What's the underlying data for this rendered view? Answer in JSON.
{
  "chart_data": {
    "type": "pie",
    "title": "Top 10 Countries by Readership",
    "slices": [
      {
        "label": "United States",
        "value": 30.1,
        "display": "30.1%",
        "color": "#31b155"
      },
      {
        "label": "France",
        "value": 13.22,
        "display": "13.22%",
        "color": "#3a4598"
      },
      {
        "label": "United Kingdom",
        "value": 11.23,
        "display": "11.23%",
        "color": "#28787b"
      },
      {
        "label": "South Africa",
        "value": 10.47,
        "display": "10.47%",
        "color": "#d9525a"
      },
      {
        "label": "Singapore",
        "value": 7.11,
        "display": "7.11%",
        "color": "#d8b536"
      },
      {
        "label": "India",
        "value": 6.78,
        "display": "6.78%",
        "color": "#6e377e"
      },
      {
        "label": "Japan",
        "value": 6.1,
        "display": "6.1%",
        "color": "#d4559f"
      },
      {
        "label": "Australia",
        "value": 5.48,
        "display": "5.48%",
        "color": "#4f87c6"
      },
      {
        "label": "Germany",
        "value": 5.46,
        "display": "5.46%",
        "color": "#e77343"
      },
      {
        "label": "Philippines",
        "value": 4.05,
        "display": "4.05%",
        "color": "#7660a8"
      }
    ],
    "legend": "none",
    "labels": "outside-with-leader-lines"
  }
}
= = = = =
-- Set exercise --
Nothing in the listing may be changed; retype it all exactly.

-- Solution for this task --
What's the underlying data for this rendered view? Answer in JSON.
{
  "chart_data": {
    "type": "pie",
    "title": "Top 10 Countries by Readership",
    "slices": [
      {
        "label": "United States",
        "value": 30.1,
        "display": "30.1%",
        "color": "#31b155"
      },
      {
        "label": "France",
        "value": 13.22,
        "display": "13.22%",
        "color": "#3a4598"
      },
      {
        "label": "United Kingdom",
        "value": 11.23,
        "display": "11.23%",
        "color": "#28787b"
      },
      {
        "label": "South Africa",
        "value": 10.47,
        "display": "10.47%",
        "color": "#d9525a"
      },
      {
        "label": "Singapore",
        "value": 7.11,
        "display": "7.11%",
        "color": "#d8b536"
      },
      {
        "label": "India",
        "value": 6.78,
        "display": "6.78%",
        "color": "#6e377e"
      },
      {
        "label": "Japan",
        "value": 6.1,
        "display": "6.1%",
        "color": "#d4559f"
      },
      {
        "label": "Australia",
        "value": 5.48,
        "display": "5.48%",
        "color": "#4f87c6"
      },
      {
        "label": "Germany",
        "value": 5.46,
        "display": "5.46%",
        "color": "#e77343"
      },
      {
        "label": "Philippines",
        "value": 4.05,
        "display": "4.05%",
        "color": "#7660a8"
      }
    ],
    "legend": "none",
    "labels": "outside-with-leader-lines"
  }
}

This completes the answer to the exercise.